Prompt.
Locate the lines where "this" occurs and copy them as they stand.

□ □ □ □ □

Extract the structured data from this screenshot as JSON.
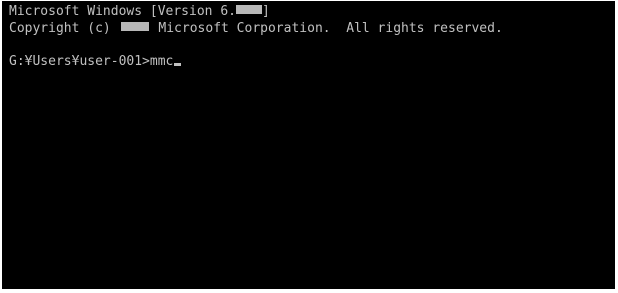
{
  "console": {
    "header_line_1_prefix": "Microsoft Windows [Version 6.",
    "header_line_1_suffix": "]",
    "header_line_2_prefix": "Copyright (c)",
    "header_line_2_suffix": "Microsoft Corporation.  All rights reserved.",
    "prompt": "G:¥Users¥user-001>",
    "command": "mmc"
  }
}
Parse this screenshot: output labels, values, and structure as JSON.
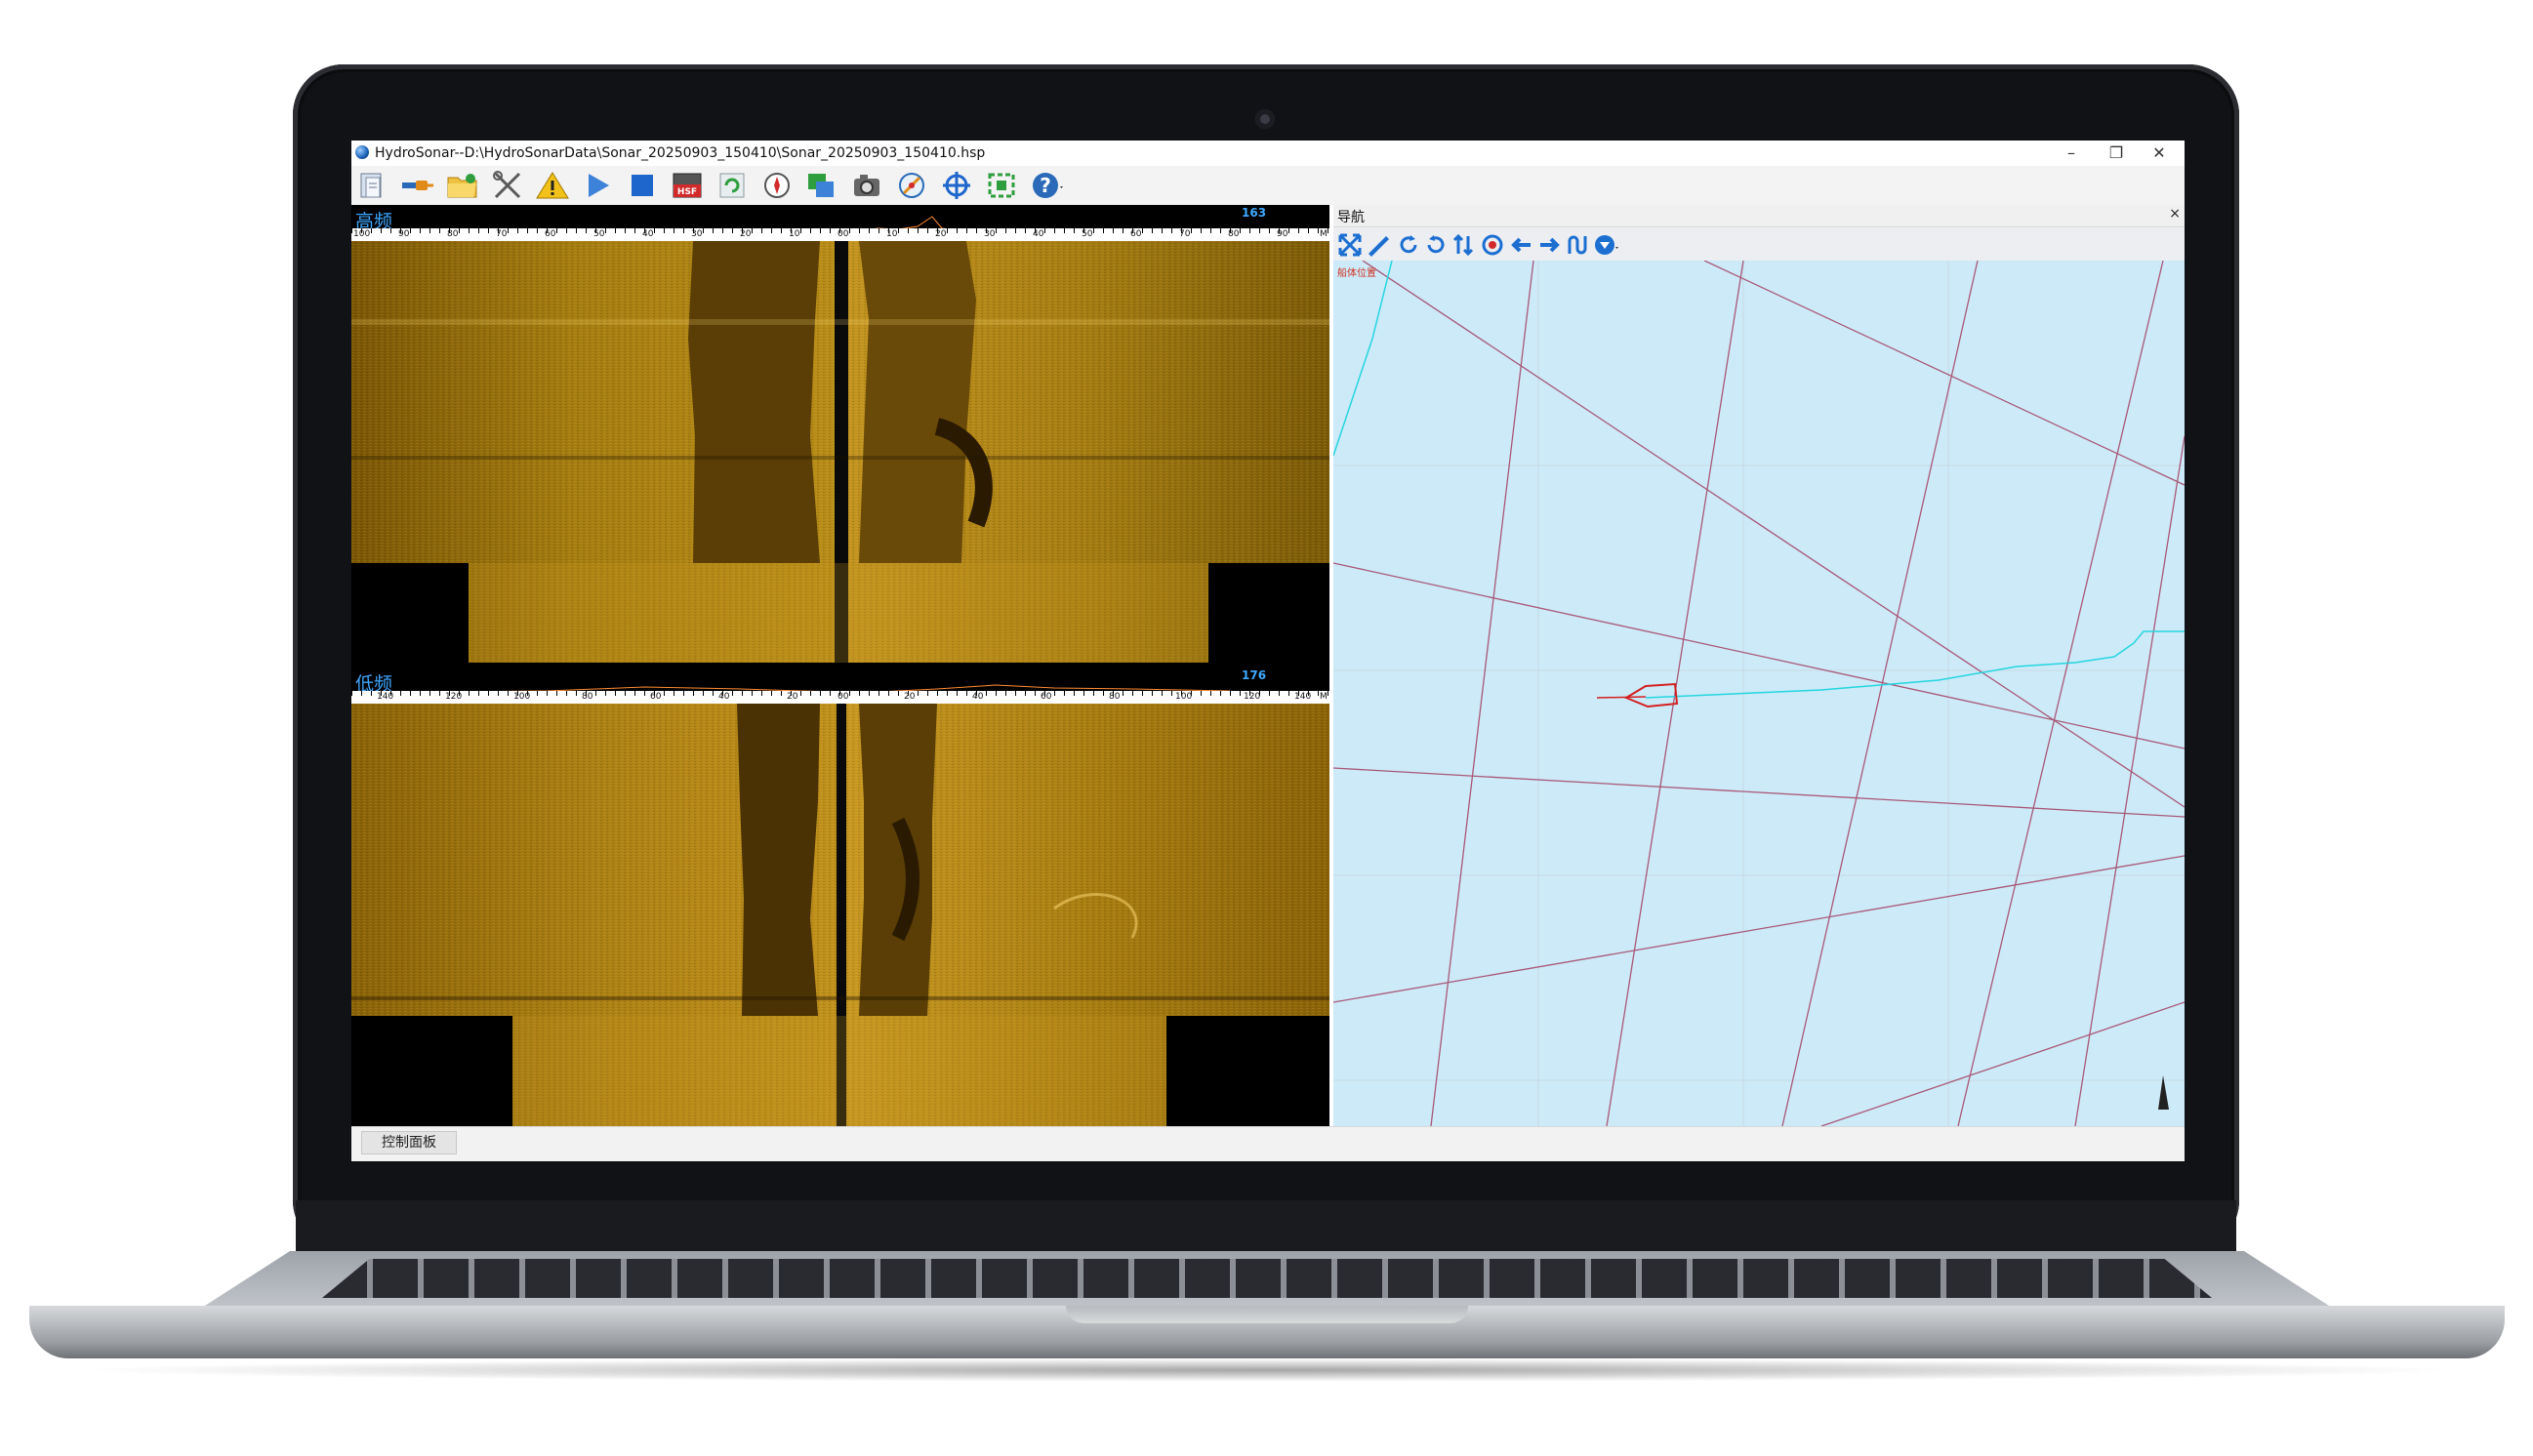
{
  "window": {
    "title": "HydroSonar--D:\\HydroSonarData\\Sonar_20250903_150410\\Sonar_20250903_150410.hsp",
    "minimize_label": "–",
    "restore_label": "❐",
    "close_label": "✕"
  },
  "toolbar": {
    "icons": [
      "open-file-icon",
      "signal-cable-icon",
      "folder-icon",
      "tools-icon",
      "warning-icon",
      "play-icon",
      "stop-icon",
      "hsf-icon",
      "refresh-icon",
      "compass-icon",
      "layers-icon",
      "camera-icon",
      "gps-icon",
      "crosshair-icon",
      "zoom-fit-icon",
      "help-icon"
    ],
    "hsf_label": "HSF"
  },
  "sonar": {
    "high": {
      "label": "高频",
      "value": "163",
      "ruler_left": [
        "100",
        "90",
        "80",
        "70",
        "60",
        "50",
        "40",
        "30",
        "20",
        "10"
      ],
      "ruler_right": [
        "00",
        "10",
        "20",
        "30",
        "40",
        "50",
        "60",
        "70",
        "80",
        "90"
      ],
      "ruler_unit": "M"
    },
    "low": {
      "label": "低频",
      "value": "176",
      "ruler_left": [
        "140",
        "120",
        "100",
        "80",
        "60",
        "40",
        "20"
      ],
      "ruler_right": [
        "00",
        "20",
        "40",
        "60",
        "80",
        "100",
        "120",
        "140"
      ],
      "ruler_unit": "M"
    }
  },
  "navigation": {
    "title": "导航",
    "close_label": "×",
    "tools": [
      "expand-icon",
      "ruler-icon",
      "rotate-cw-icon",
      "rotate-ccw-icon",
      "swap-vertical-icon",
      "compass-target-icon",
      "arrow-left-icon",
      "arrow-right-icon",
      "u-turn-icon",
      "filter-dropdown-icon"
    ],
    "map_label": "船体位置",
    "colors": {
      "water": "#cdeaf8",
      "grid": "#a85878",
      "track": "#24d6e0",
      "vessel": "#d22020"
    }
  },
  "status": {
    "panel_tab": "控制面板"
  }
}
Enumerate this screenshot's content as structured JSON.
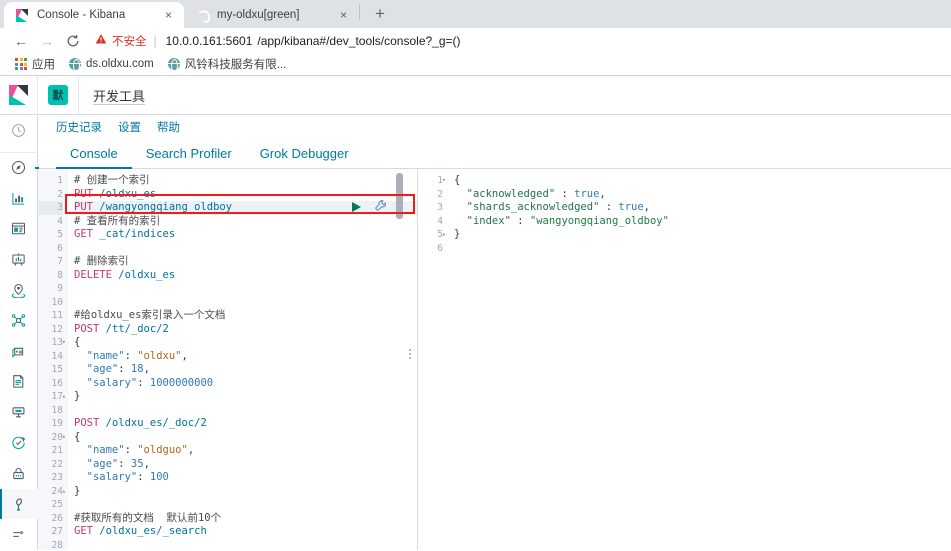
{
  "browser": {
    "tabs": [
      {
        "title": "Console - Kibana",
        "favicon": "kibana-icon",
        "active": true,
        "close_label": "×"
      },
      {
        "title": "my-oldxu[green]",
        "favicon": "elasticsearch-icon",
        "active": false,
        "close_label": "×"
      }
    ],
    "new_tab_label": "+",
    "nav": {
      "back": "←",
      "forward": "→",
      "reload": "⟳"
    },
    "omnibox": {
      "security_icon": "warning-triangle-icon",
      "security_label": "不安全",
      "separator": "|",
      "url_host": "10.0.0.161:5601",
      "url_path": "/app/kibana#/dev_tools/console?_g=()"
    },
    "bookmarks": [
      {
        "label": "应用",
        "icon": "apps-grid-icon"
      },
      {
        "label": "ds.oldxu.com",
        "icon": "globe-icon"
      },
      {
        "label": "风铃科技服务有限...",
        "icon": "globe-icon"
      }
    ]
  },
  "kibana": {
    "logo": "kibana-logo-icon",
    "space_badge": "默",
    "breadcrumb": "开发工具",
    "sidebar": {
      "top_item": {
        "name": "recently-viewed",
        "icon": "clock-icon"
      },
      "items": [
        {
          "name": "discover",
          "icon": "compass-icon",
          "selected": false,
          "active_mark": true
        },
        {
          "name": "visualize",
          "icon": "bar-chart-icon",
          "selected": false
        },
        {
          "name": "dashboard",
          "icon": "dashboard-icon",
          "selected": false
        },
        {
          "name": "canvas",
          "icon": "presentation-icon",
          "selected": false
        },
        {
          "name": "maps",
          "icon": "map-marker-icon",
          "selected": false
        },
        {
          "name": "machine-learning",
          "icon": "network-icon",
          "selected": false
        },
        {
          "name": "infrastructure",
          "icon": "infrastructure-icon",
          "selected": false
        },
        {
          "name": "logs",
          "icon": "logs-icon",
          "selected": false
        },
        {
          "name": "apm",
          "icon": "apm-icon",
          "selected": false
        },
        {
          "name": "uptime",
          "icon": "uptime-icon",
          "selected": false
        },
        {
          "name": "siem",
          "icon": "lock-icon",
          "selected": false
        },
        {
          "name": "dev-tools",
          "icon": "wrench-icon",
          "selected": true
        },
        {
          "name": "management",
          "icon": "management-icon",
          "selected": false
        }
      ]
    },
    "subnav": [
      {
        "label": "历史记录",
        "name": "history-link"
      },
      {
        "label": "设置",
        "name": "settings-link"
      },
      {
        "label": "帮助",
        "name": "help-link"
      }
    ],
    "tabs": [
      {
        "label": "Console",
        "active": true
      },
      {
        "label": "Search Profiler",
        "active": false
      },
      {
        "label": "Grok Debugger",
        "active": false
      }
    ],
    "console": {
      "editor": {
        "highlighted_line": 3,
        "cursor_line": 3,
        "actions": {
          "play": "play-icon",
          "wrench": "wrench-icon"
        },
        "lines": [
          {
            "n": 1,
            "fold": "",
            "tokens": [
              {
                "t": "# 创建一个索引",
                "c": "cm"
              }
            ]
          },
          {
            "n": 2,
            "fold": "",
            "tokens": [
              {
                "t": "PUT",
                "c": "m"
              },
              {
                "t": " ",
                "c": "p"
              },
              {
                "t": "/oldxu_es",
                "c": "u"
              }
            ]
          },
          {
            "n": 3,
            "fold": "",
            "tokens": [
              {
                "t": "PUT",
                "c": "m"
              },
              {
                "t": " ",
                "c": "p"
              },
              {
                "t": "/wangyongqiang_oldboy",
                "c": "u"
              }
            ]
          },
          {
            "n": 4,
            "fold": "",
            "tokens": [
              {
                "t": "# 查看所有的索引",
                "c": "cm"
              }
            ]
          },
          {
            "n": 5,
            "fold": "",
            "tokens": [
              {
                "t": "GET",
                "c": "m"
              },
              {
                "t": " ",
                "c": "p"
              },
              {
                "t": "_cat/indices",
                "c": "u"
              }
            ]
          },
          {
            "n": 6,
            "fold": "",
            "tokens": []
          },
          {
            "n": 7,
            "fold": "",
            "tokens": [
              {
                "t": "# 删除索引",
                "c": "cm"
              }
            ]
          },
          {
            "n": 8,
            "fold": "",
            "tokens": [
              {
                "t": "DELETE",
                "c": "m"
              },
              {
                "t": " ",
                "c": "p"
              },
              {
                "t": "/oldxu_es",
                "c": "u"
              }
            ]
          },
          {
            "n": 9,
            "fold": "",
            "tokens": []
          },
          {
            "n": 10,
            "fold": "",
            "tokens": []
          },
          {
            "n": 11,
            "fold": "",
            "tokens": [
              {
                "t": "#给oldxu_es索引录入一个文档",
                "c": "cm"
              }
            ]
          },
          {
            "n": 12,
            "fold": "",
            "tokens": [
              {
                "t": "POST",
                "c": "m"
              },
              {
                "t": " ",
                "c": "p"
              },
              {
                "t": "/tt/_doc/2",
                "c": "u"
              }
            ]
          },
          {
            "n": 13,
            "fold": "▾",
            "tokens": [
              {
                "t": "{",
                "c": "p"
              }
            ]
          },
          {
            "n": 14,
            "fold": "",
            "tokens": [
              {
                "t": "  \"name\"",
                "c": "k"
              },
              {
                "t": ": ",
                "c": "p"
              },
              {
                "t": "\"oldxu\"",
                "c": "s"
              },
              {
                "t": ",",
                "c": "p"
              }
            ]
          },
          {
            "n": 15,
            "fold": "",
            "tokens": [
              {
                "t": "  \"age\"",
                "c": "k"
              },
              {
                "t": ": ",
                "c": "p"
              },
              {
                "t": "18",
                "c": "n"
              },
              {
                "t": ",",
                "c": "p"
              }
            ]
          },
          {
            "n": 16,
            "fold": "",
            "tokens": [
              {
                "t": "  \"salary\"",
                "c": "k"
              },
              {
                "t": ": ",
                "c": "p"
              },
              {
                "t": "1000000000",
                "c": "n"
              }
            ]
          },
          {
            "n": 17,
            "fold": "▴",
            "tokens": [
              {
                "t": "}",
                "c": "p"
              }
            ]
          },
          {
            "n": 18,
            "fold": "",
            "tokens": []
          },
          {
            "n": 19,
            "fold": "",
            "tokens": [
              {
                "t": "POST",
                "c": "m"
              },
              {
                "t": " ",
                "c": "p"
              },
              {
                "t": "/oldxu_es/_doc/2",
                "c": "u"
              }
            ]
          },
          {
            "n": 20,
            "fold": "▾",
            "tokens": [
              {
                "t": "{",
                "c": "p"
              }
            ]
          },
          {
            "n": 21,
            "fold": "",
            "tokens": [
              {
                "t": "  \"name\"",
                "c": "k"
              },
              {
                "t": ": ",
                "c": "p"
              },
              {
                "t": "\"oldguo\"",
                "c": "s"
              },
              {
                "t": ",",
                "c": "p"
              }
            ]
          },
          {
            "n": 22,
            "fold": "",
            "tokens": [
              {
                "t": "  \"age\"",
                "c": "k"
              },
              {
                "t": ": ",
                "c": "p"
              },
              {
                "t": "35",
                "c": "n"
              },
              {
                "t": ",",
                "c": "p"
              }
            ]
          },
          {
            "n": 23,
            "fold": "",
            "tokens": [
              {
                "t": "  \"salary\"",
                "c": "k"
              },
              {
                "t": ": ",
                "c": "p"
              },
              {
                "t": "100",
                "c": "n"
              }
            ]
          },
          {
            "n": 24,
            "fold": "▴",
            "tokens": [
              {
                "t": "}",
                "c": "p"
              }
            ]
          },
          {
            "n": 25,
            "fold": "",
            "tokens": []
          },
          {
            "n": 26,
            "fold": "",
            "tokens": [
              {
                "t": "#获取所有的文档  默认前10个",
                "c": "cm"
              }
            ]
          },
          {
            "n": 27,
            "fold": "",
            "tokens": [
              {
                "t": "GET",
                "c": "m"
              },
              {
                "t": " ",
                "c": "p"
              },
              {
                "t": "/oldxu_es/_search",
                "c": "u"
              }
            ]
          },
          {
            "n": 28,
            "fold": "",
            "tokens": []
          }
        ]
      },
      "response": {
        "lines": [
          {
            "n": 1,
            "fold": "▾",
            "tokens": [
              {
                "t": "{",
                "c": "p"
              }
            ]
          },
          {
            "n": 2,
            "fold": "",
            "tokens": [
              {
                "t": "  \"acknowledged\"",
                "c": "rk"
              },
              {
                "t": " : ",
                "c": "p"
              },
              {
                "t": "true",
                "c": "rb"
              },
              {
                "t": ",",
                "c": "p"
              }
            ]
          },
          {
            "n": 3,
            "fold": "",
            "tokens": [
              {
                "t": "  \"shards_acknowledged\"",
                "c": "rk"
              },
              {
                "t": " : ",
                "c": "p"
              },
              {
                "t": "true",
                "c": "rb"
              },
              {
                "t": ",",
                "c": "p"
              }
            ]
          },
          {
            "n": 4,
            "fold": "",
            "tokens": [
              {
                "t": "  \"index\"",
                "c": "rk"
              },
              {
                "t": " : ",
                "c": "p"
              },
              {
                "t": "\"wangyongqiang_oldboy\"",
                "c": "rs"
              }
            ]
          },
          {
            "n": 5,
            "fold": "▴",
            "tokens": [
              {
                "t": "}",
                "c": "p"
              }
            ]
          },
          {
            "n": 6,
            "fold": "",
            "tokens": []
          }
        ]
      }
    }
  },
  "colors": {
    "kibana_accent": "#0079a5",
    "kibana_teal": "#00bfb3",
    "kibana_pink": "#f04e98",
    "annotation_red": "#f01c1c",
    "play_green": "#00785a",
    "insecure_red": "#d93025"
  }
}
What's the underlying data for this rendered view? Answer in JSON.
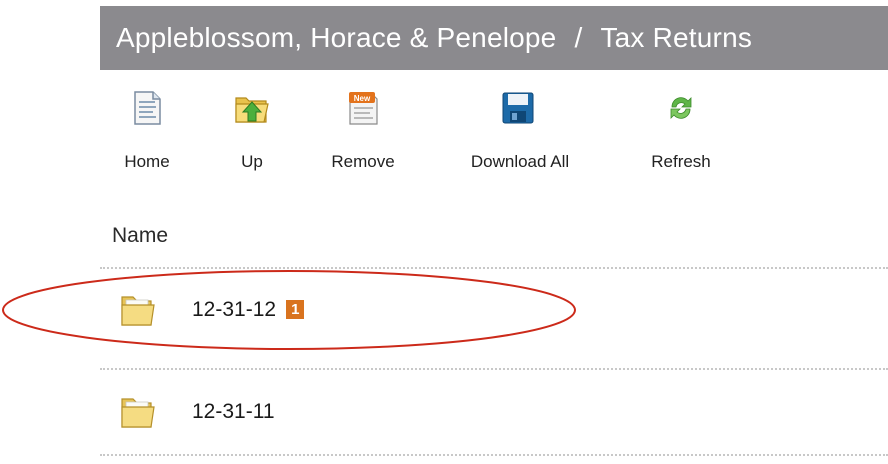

□ □ □ □ □

Task result.
Extract the structured data from this screenshot as JSON.
Parse this screenshot: output labels, values, and structure as JSON.
Enumerate this screenshot's content as structured JSON.
What's the underlying data for this rendered view? Answer in JSON.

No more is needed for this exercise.